Rewrite the rows below with every "wallet-balance" replaced by "wallet-amount", changing nothing else, and omit the pictures from your answer.

-*-

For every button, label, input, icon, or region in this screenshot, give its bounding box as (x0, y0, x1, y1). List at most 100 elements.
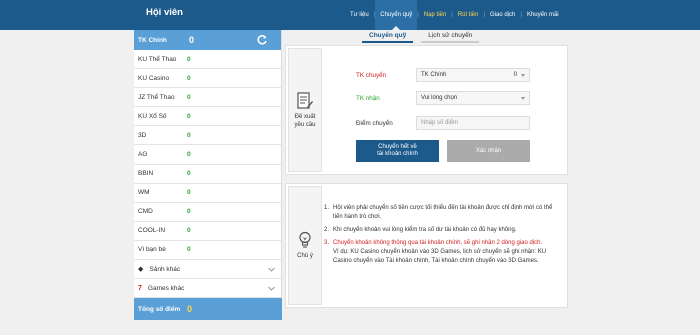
group-games-khac[interactable]: 7 Games khác (134, 279, 281, 299)
nav-chuyen-quy[interactable]: Chuyển quỹ (375, 0, 418, 30)
group-label: Games khác (147, 284, 185, 292)
wallet-balance: 0 (187, 227, 191, 235)
wallet-name: KU Xổ Số (138, 112, 167, 120)
to-account-label: TK nhận (356, 94, 380, 102)
refresh-icon[interactable] (256, 34, 268, 46)
wallet-row[interactable]: CMD 0 (134, 203, 281, 222)
wallet-name: KU Casino (138, 74, 170, 82)
wallet-row[interactable]: COOL-IN 0 (134, 222, 281, 241)
points-input[interactable]: Nhập số điểm (416, 116, 530, 130)
from-account-label: TK chuyển (356, 71, 387, 79)
confirm-button[interactable]: Xác nhận (447, 140, 530, 162)
from-account-amount: 0 (513, 72, 517, 78)
wallet-row[interactable]: 3D 0 (134, 126, 281, 146)
wallet-row[interactable]: JZ Thể Thao 0 (134, 88, 281, 108)
total-points-label: Tổng số điểm (138, 305, 181, 313)
note-example: Ví dụ: KU Casino chuyển khoản vào 3D Gam… (333, 249, 547, 264)
nav-nap-tien[interactable]: Nạp tiền (419, 0, 451, 30)
wallet-balance: 0 (187, 189, 191, 197)
note-number: 1. (324, 205, 330, 211)
lightbulb-icon (299, 231, 311, 248)
points-row: Điểm chuyển Nhập số điểm (356, 116, 530, 130)
request-form-icon (297, 91, 313, 109)
request-label-line2: yêu cầu (294, 121, 316, 128)
nav-chuyen-quy-label: Chuyển quỹ (380, 12, 413, 18)
nav-rut-tien[interactable]: Rút tiền (453, 0, 484, 30)
note-item: 2. Khi chuyển khoản vui lòng kiểm tra số … (324, 226, 563, 235)
nav-tu-lieu[interactable]: Tư liệu (345, 0, 374, 30)
chevron-down-icon (521, 97, 525, 100)
wallet-balance: 0 (187, 93, 191, 101)
request-side-column: Đề xuất yêu cầu (288, 48, 322, 172)
wallet-name: WM (138, 189, 150, 197)
from-account-value: TK Chính (421, 72, 447, 78)
wallet-balance: 0 (187, 74, 191, 82)
wallet-balance: 0 (187, 151, 191, 159)
request-label-line1: Đề xuất (294, 113, 316, 120)
note-number: 3. (324, 240, 330, 246)
request-side-label: Đề xuất yêu cầu (294, 113, 315, 129)
page-title: Hội viên (146, 7, 183, 18)
sub-tabs: Chuyển quỹ Lịch sử chuyển (362, 30, 487, 44)
wallet-row[interactable]: Vì bạn bè 0 (134, 241, 281, 261)
wallet-balance: 0 (187, 246, 191, 254)
nav-khuyen-mai[interactable]: Khuyến mãi (522, 0, 564, 30)
wallet-row[interactable]: KU Xổ Số 0 (134, 107, 281, 127)
transfer-all-line2: tài khoản chính (377, 151, 418, 157)
chevron-down-icon (521, 74, 525, 77)
wallet-row[interactable]: WM 0 (134, 184, 281, 203)
seven-icon: 7 (138, 284, 142, 292)
transfer-panel: Đề xuất yêu cầu TK chuyển TK Chính 0 TK … (285, 45, 568, 175)
main-account-label: TK Chính (138, 36, 167, 44)
wallet-balance: 0 (187, 131, 191, 139)
from-account-select[interactable]: TK Chính 0 (416, 68, 530, 82)
total-points-value: 0 (187, 304, 193, 314)
total-points-row: Tổng số điểm 0 (134, 298, 282, 320)
chevron-down-icon (268, 267, 275, 272)
to-account-row: TK nhận Vui lòng chọn (356, 91, 530, 105)
tab-lich-su-chuyen[interactable]: Lịch sử chuyển (421, 30, 480, 43)
top-header: Hội viên Tư liệu | Chuyển quỹ | Nạp tiền… (0, 0, 700, 30)
wallet-row[interactable]: KU Casino 0 (134, 69, 281, 89)
note-text: Khi chuyển khoản vui lòng kiểm tra số dư… (333, 227, 517, 233)
transfer-all-button[interactable]: Chuyển hết về tài khoản chính (356, 140, 439, 162)
wallet-row[interactable]: BBIN 0 (134, 165, 281, 184)
main-account-balance: 0 (189, 35, 195, 45)
transfer-all-line1: Chuyển hết về (378, 144, 417, 150)
wallet-name: 3D (138, 131, 147, 139)
wallet-name: KU Thể Thao (138, 55, 177, 63)
from-account-row: TK chuyển TK Chính 0 (356, 68, 530, 82)
diamond-icon: ◆ (138, 266, 144, 274)
note-text: Hội viên phải chuyển số tiền cược tối th… (333, 205, 553, 220)
wallet-balance: 0 (187, 170, 191, 178)
notes-panel: Chú ý 1. Hội viên phải chuyển số tiền cượ… (285, 183, 568, 308)
wallet-name: BBIN (138, 170, 154, 178)
wallet-row[interactable]: KU Thể Thao 0 (134, 50, 281, 70)
note-number: 2. (324, 227, 330, 233)
notes-side-column: Chú ý (288, 186, 322, 305)
nav-giao-dich[interactable]: Giao dịch (485, 0, 520, 30)
group-label: Sảnh khác (149, 265, 181, 273)
note-item: 3. Chuyển khoản không thông qua tài khoản… (324, 239, 563, 266)
notes-side-label: Chú ý (297, 253, 313, 259)
wallet-sidebar: TK Chính 0 KU Thể Thao 0 KU Casino 0 JZ Th… (134, 30, 282, 320)
wallet-name: Vì bạn bè (138, 246, 166, 254)
group-sanh-khac[interactable]: ◆ Sảnh khác (134, 260, 281, 280)
to-account-select[interactable]: Vui lòng chọn (416, 91, 530, 105)
main-nav: Tư liệu | Chuyển quỹ | Nạp tiền | Rút ti… (345, 0, 564, 30)
wallet-balance: 0 (187, 208, 191, 216)
wallet-name: AG (138, 151, 148, 159)
wallet-balance: 0 (187, 112, 191, 120)
tab-chuyen-quy[interactable]: Chuyển quỹ (362, 30, 414, 43)
notes-list: 1. Hội viên phải chuyển số tiền cược tối … (323, 204, 563, 270)
to-account-value: Vui lòng chọn (421, 95, 458, 101)
note-item: 1. Hội viên phải chuyển số tiền cược tối … (324, 204, 563, 222)
wallet-name: CMD (138, 208, 153, 216)
transfer-all-label: Chuyển hết về tài khoản chính (377, 144, 418, 158)
note-text-warning: Chuyển khoản không thông qua tài khoản c… (333, 240, 543, 246)
wallet-balance: 0 (187, 55, 191, 63)
wallet-name: JZ Thể Thao (138, 93, 175, 101)
wallet-name: COOL-IN (138, 227, 166, 235)
points-label: Điểm chuyển (356, 119, 393, 127)
wallet-row[interactable]: AG 0 (134, 145, 281, 165)
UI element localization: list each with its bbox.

-*-

(In response):
For every button, label, input, icon, or region in this screenshot, give its bounding box as (x0, y0, x1, y1). List at most 100 elements.
group-games-khac[interactable]: 7 Games khác (134, 279, 281, 299)
nav-chuyen-quy[interactable]: Chuyển quỹ (375, 0, 418, 30)
group-label: Games khác (147, 284, 185, 292)
wallet-amount: 0 (187, 227, 191, 235)
wallet-name: KU Xổ Số (138, 112, 167, 120)
to-account-label: TK nhận (356, 94, 380, 102)
refresh-icon[interactable] (256, 34, 268, 46)
wallet-row[interactable]: CMD 0 (134, 203, 281, 222)
wallet-name: KU Casino (138, 74, 170, 82)
wallet-row[interactable]: COOL-IN 0 (134, 222, 281, 241)
points-input[interactable]: Nhập số điểm (416, 116, 530, 130)
from-account-label: TK chuyển (356, 71, 387, 79)
confirm-button[interactable]: Xác nhận (447, 140, 530, 162)
from-account-amount: 0 (513, 72, 517, 78)
wallet-row[interactable]: 3D 0 (134, 126, 281, 146)
wallet-row[interactable]: JZ Thể Thao 0 (134, 88, 281, 108)
total-points-label: Tổng số điểm (138, 305, 181, 313)
note-example: Ví dụ: KU Casino chuyển khoản vào 3D Gam… (333, 249, 547, 264)
nav-nap-tien[interactable]: Nạp tiền (419, 0, 451, 30)
wallet-amount: 0 (187, 189, 191, 197)
note-number: 1. (324, 205, 330, 211)
lightbulb-icon (299, 231, 311, 248)
points-row: Điểm chuyển Nhập số điểm (356, 116, 530, 130)
request-form-icon (297, 91, 313, 109)
request-label-line2: yêu cầu (294, 121, 316, 128)
nav-chuyen-quy-label: Chuyển quỹ (380, 12, 413, 18)
nav-rut-tien[interactable]: Rút tiền (453, 0, 484, 30)
note-item: 2. Khi chuyển khoản vui lòng kiểm tra số … (324, 226, 563, 235)
nav-tu-lieu[interactable]: Tư liệu (345, 0, 374, 30)
chevron-down-icon (521, 97, 525, 100)
wallet-amount: 0 (187, 93, 191, 101)
request-side-column: Đề xuất yêu cầu (288, 48, 322, 172)
wallet-name: WM (138, 189, 150, 197)
from-account-value: TK Chính (421, 72, 447, 78)
wallet-amount: 0 (187, 74, 191, 82)
wallet-amount: 0 (187, 151, 191, 159)
request-label-line1: Đề xuất (294, 113, 316, 120)
note-number: 3. (324, 240, 330, 246)
request-side-label: Đề xuất yêu cầu (294, 113, 315, 129)
page-title: Hội viên (146, 7, 183, 18)
sub-tabs: Chuyển quỹ Lịch sử chuyển (362, 30, 487, 44)
wallet-row[interactable]: Vì bạn bè 0 (134, 241, 281, 261)
wallet-amount: 0 (187, 246, 191, 254)
nav-khuyen-mai[interactable]: Khuyến mãi (522, 0, 564, 30)
wallet-row[interactable]: KU Xổ Số 0 (134, 107, 281, 127)
transfer-all-line2: tài khoản chính (377, 151, 418, 157)
chevron-down-icon (521, 74, 525, 77)
wallet-row[interactable]: WM 0 (134, 184, 281, 203)
seven-icon: 7 (138, 284, 142, 292)
transfer-panel: Đề xuất yêu cầu TK chuyển TK Chính 0 TK … (285, 45, 568, 175)
main-account-label: TK Chính (138, 36, 167, 44)
wallet-amount: 0 (187, 131, 191, 139)
from-account-select[interactable]: TK Chính 0 (416, 68, 530, 82)
total-points-value: 0 (187, 304, 193, 314)
total-points-row: Tổng số điểm 0 (134, 298, 282, 320)
chevron-down-icon (268, 267, 275, 272)
to-account-row: TK nhận Vui lòng chọn (356, 91, 530, 105)
tab-lich-su-chuyen[interactable]: Lịch sử chuyển (421, 30, 480, 43)
top-header: Hội viên Tư liệu | Chuyển quỹ | Nạp tiền… (0, 0, 700, 30)
wallet-row[interactable]: KU Casino 0 (134, 69, 281, 89)
note-text: Khi chuyển khoản vui lòng kiểm tra số dư… (333, 227, 517, 233)
transfer-all-button[interactable]: Chuyển hết về tài khoản chính (356, 140, 439, 162)
wallet-row[interactable]: BBIN 0 (134, 165, 281, 184)
main-account-balance: 0 (189, 35, 195, 45)
transfer-all-line1: Chuyển hết về (378, 144, 417, 150)
wallet-name: 3D (138, 131, 147, 139)
wallet-name: KU Thể Thao (138, 55, 177, 63)
from-account-row: TK chuyển TK Chính 0 (356, 68, 530, 82)
diamond-icon: ◆ (138, 266, 144, 274)
note-text: Hội viên phải chuyển số tiền cược tối th… (333, 205, 553, 220)
wallet-amount: 0 (187, 170, 191, 178)
notes-panel: Chú ý 1. Hội viên phải chuyển số tiền cượ… (285, 183, 568, 308)
wallet-name: BBIN (138, 170, 154, 178)
wallet-row[interactable]: KU Thể Thao 0 (134, 50, 281, 70)
note-number: 2. (324, 227, 330, 233)
notes-side-column: Chú ý (288, 186, 322, 305)
nav-giao-dich[interactable]: Giao dịch (485, 0, 520, 30)
group-label: Sảnh khác (149, 265, 181, 273)
note-item: 3. Chuyển khoản không thông qua tài khoản… (324, 239, 563, 266)
notes-side-label: Chú ý (297, 253, 313, 259)
wallet-sidebar: TK Chính 0 KU Thể Thao 0 KU Casino 0 JZ Th… (134, 30, 282, 320)
wallet-name: Vì bạn bè (138, 246, 166, 254)
group-sanh-khac[interactable]: ◆ Sảnh khác (134, 260, 281, 280)
to-account-select[interactable]: Vui lòng chọn (416, 91, 530, 105)
main-nav: Tư liệu | Chuyển quỹ | Nạp tiền | Rút ti… (345, 0, 564, 30)
wallet-amount: 0 (187, 208, 191, 216)
wallet-name: AG (138, 151, 148, 159)
wallet-amount: 0 (187, 112, 191, 120)
tab-chuyen-quy[interactable]: Chuyển quỹ (362, 30, 414, 43)
notes-list: 1. Hội viên phải chuyển số tiền cược tối … (323, 204, 563, 270)
to-account-value: Vui lòng chọn (421, 95, 458, 101)
note-item: 1. Hội viên phải chuyển số tiền cược tối … (324, 204, 563, 222)
wallet-name: CMD (138, 208, 153, 216)
transfer-all-label: Chuyển hết về tài khoản chính (377, 144, 418, 158)
note-text-warning: Chuyển khoản không thông qua tài khoản c… (333, 240, 543, 246)
wallet-amount: 0 (187, 55, 191, 63)
wallet-name: JZ Thể Thao (138, 93, 175, 101)
wallet-name: COOL-IN (138, 227, 166, 235)
points-label: Điểm chuyển (356, 119, 393, 127)
wallet-row[interactable]: AG 0 (134, 145, 281, 165)
UI element localization: list each with its bbox.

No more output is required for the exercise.